Reply with nothing except the number of lines that contain the word "text".

-------- Given data --------

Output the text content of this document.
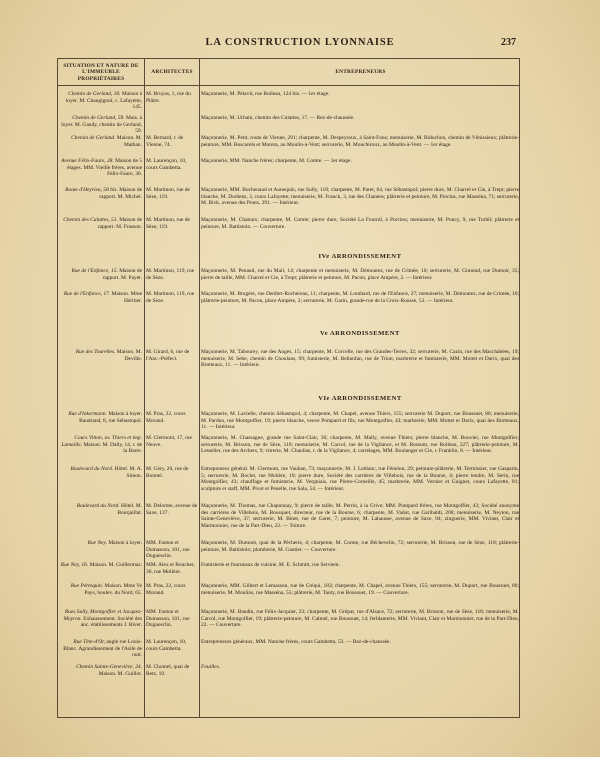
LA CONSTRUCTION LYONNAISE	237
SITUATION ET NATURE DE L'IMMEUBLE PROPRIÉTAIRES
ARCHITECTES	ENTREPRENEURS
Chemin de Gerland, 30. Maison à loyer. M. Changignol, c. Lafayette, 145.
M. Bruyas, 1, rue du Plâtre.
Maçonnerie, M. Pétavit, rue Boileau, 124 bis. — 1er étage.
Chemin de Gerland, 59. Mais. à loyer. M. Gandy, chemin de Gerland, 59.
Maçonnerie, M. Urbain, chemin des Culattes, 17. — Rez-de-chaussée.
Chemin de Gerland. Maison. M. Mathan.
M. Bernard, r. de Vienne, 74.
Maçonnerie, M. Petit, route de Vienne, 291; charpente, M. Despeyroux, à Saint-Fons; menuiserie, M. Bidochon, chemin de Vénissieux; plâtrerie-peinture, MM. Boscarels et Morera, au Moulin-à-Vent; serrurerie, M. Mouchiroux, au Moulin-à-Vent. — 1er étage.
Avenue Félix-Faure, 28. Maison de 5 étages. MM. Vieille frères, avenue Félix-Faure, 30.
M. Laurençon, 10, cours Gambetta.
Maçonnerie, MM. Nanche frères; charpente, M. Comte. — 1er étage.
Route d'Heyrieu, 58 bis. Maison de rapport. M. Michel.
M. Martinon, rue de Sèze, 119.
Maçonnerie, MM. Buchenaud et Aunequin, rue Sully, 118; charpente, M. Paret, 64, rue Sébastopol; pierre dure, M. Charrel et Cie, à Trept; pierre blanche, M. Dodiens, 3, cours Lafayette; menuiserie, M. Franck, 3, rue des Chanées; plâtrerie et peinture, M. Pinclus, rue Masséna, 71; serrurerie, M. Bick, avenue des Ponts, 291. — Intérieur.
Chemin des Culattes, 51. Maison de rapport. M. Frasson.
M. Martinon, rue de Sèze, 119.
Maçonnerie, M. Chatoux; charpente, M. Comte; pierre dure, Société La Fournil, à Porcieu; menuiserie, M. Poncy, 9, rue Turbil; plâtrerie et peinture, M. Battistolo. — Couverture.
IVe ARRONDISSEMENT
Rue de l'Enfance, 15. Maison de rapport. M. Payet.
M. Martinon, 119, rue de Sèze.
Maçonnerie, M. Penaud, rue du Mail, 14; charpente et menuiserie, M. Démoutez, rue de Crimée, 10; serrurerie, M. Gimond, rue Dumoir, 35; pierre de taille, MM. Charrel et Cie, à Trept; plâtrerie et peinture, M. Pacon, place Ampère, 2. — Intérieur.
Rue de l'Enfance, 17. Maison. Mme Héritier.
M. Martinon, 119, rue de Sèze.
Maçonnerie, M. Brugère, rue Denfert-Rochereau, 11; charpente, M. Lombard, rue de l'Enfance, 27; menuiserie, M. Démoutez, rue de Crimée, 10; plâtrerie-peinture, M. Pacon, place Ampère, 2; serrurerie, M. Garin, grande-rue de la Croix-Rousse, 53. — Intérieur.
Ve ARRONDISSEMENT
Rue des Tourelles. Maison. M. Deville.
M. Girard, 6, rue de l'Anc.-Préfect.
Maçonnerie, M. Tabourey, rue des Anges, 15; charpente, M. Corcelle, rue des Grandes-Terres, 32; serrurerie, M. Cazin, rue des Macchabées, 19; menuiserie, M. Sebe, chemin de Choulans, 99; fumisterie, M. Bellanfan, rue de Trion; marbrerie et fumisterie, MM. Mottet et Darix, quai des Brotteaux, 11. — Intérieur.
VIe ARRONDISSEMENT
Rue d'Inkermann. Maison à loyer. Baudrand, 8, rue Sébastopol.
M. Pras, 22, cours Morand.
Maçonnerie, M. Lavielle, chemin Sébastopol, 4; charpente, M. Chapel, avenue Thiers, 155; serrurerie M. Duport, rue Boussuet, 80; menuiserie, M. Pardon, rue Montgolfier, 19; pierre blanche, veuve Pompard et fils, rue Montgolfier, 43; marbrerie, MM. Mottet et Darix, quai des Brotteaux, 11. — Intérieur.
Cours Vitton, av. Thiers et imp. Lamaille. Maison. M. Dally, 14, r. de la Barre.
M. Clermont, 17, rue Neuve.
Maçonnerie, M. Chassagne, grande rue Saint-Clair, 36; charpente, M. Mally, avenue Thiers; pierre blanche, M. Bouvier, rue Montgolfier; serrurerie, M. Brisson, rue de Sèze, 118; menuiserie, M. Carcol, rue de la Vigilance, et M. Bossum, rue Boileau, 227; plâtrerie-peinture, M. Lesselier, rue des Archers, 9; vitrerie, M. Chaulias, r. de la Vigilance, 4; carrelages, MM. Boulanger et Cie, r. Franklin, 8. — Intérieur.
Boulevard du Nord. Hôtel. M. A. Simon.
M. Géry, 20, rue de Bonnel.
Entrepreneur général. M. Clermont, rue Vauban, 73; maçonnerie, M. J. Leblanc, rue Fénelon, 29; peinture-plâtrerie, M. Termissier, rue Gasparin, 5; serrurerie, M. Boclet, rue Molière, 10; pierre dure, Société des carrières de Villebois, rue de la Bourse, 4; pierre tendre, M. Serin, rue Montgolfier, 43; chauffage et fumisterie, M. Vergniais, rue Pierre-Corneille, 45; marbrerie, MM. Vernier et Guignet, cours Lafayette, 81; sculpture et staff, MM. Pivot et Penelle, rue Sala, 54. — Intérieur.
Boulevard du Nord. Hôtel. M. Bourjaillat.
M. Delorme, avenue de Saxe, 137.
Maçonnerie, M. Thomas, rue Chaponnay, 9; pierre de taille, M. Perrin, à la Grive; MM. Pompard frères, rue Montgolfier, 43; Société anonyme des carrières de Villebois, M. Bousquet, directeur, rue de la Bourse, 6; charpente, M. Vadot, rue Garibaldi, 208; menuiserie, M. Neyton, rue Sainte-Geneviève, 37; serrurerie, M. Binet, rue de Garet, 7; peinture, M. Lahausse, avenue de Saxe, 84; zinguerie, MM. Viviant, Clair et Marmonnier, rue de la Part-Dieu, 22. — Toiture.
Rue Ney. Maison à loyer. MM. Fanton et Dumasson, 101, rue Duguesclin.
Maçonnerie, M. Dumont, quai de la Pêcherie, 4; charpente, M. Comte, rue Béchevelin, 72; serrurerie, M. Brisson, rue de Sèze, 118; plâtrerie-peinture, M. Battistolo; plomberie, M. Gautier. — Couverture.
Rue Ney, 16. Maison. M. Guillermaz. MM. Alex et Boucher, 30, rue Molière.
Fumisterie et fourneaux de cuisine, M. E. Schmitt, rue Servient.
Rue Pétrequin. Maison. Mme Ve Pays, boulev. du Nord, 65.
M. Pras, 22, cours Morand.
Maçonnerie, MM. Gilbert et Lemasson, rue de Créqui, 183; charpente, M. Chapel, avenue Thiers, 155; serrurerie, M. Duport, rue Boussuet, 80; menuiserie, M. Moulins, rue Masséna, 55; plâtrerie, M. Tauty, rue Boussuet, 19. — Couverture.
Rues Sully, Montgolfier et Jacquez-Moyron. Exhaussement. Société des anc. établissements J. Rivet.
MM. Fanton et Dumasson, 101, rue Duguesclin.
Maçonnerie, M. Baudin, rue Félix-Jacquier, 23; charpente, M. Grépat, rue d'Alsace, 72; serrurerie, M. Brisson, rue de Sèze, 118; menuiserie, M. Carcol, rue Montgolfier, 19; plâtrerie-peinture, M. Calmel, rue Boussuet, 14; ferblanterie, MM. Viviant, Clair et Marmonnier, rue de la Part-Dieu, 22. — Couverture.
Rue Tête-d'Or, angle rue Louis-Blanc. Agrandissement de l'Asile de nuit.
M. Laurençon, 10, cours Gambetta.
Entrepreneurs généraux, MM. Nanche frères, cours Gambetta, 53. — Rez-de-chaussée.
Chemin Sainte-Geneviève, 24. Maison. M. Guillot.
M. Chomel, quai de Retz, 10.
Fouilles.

--------
-------- Given data --------

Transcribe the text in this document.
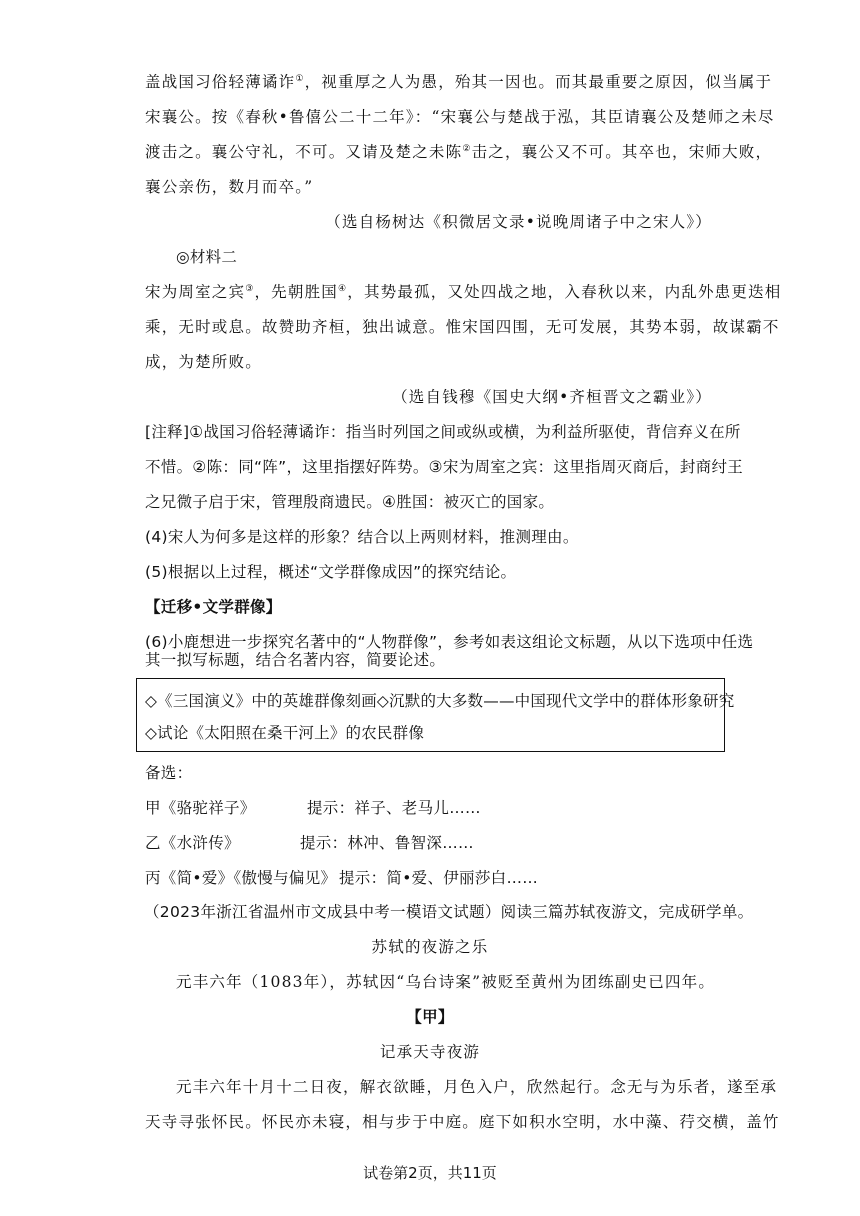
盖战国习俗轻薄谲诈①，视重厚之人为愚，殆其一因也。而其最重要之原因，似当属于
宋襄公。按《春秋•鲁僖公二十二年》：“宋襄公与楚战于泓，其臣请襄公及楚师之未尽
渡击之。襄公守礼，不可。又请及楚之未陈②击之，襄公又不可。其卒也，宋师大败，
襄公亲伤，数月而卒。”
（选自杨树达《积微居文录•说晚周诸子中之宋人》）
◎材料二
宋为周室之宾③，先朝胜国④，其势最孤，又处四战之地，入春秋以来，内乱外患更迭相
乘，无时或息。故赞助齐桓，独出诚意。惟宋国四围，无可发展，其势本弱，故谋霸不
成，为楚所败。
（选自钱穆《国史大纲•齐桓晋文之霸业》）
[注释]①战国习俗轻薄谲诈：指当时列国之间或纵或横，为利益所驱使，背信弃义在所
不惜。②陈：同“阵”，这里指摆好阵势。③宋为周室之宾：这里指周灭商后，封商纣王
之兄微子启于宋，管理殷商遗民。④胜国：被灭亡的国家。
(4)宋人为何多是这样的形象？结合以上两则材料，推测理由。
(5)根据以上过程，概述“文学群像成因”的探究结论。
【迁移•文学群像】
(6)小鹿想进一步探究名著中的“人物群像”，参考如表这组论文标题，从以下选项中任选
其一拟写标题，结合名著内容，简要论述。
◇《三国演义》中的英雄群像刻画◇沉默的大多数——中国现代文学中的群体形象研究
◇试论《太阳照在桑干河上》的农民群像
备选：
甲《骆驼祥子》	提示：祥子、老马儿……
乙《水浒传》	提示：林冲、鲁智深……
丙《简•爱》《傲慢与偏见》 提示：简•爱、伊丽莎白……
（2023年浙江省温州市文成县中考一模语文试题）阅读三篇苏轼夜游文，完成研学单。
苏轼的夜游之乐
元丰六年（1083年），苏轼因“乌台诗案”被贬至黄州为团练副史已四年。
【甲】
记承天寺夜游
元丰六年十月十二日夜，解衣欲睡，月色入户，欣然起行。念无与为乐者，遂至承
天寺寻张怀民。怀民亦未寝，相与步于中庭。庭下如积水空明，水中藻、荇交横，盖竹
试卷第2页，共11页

--------

[Written answer]: 2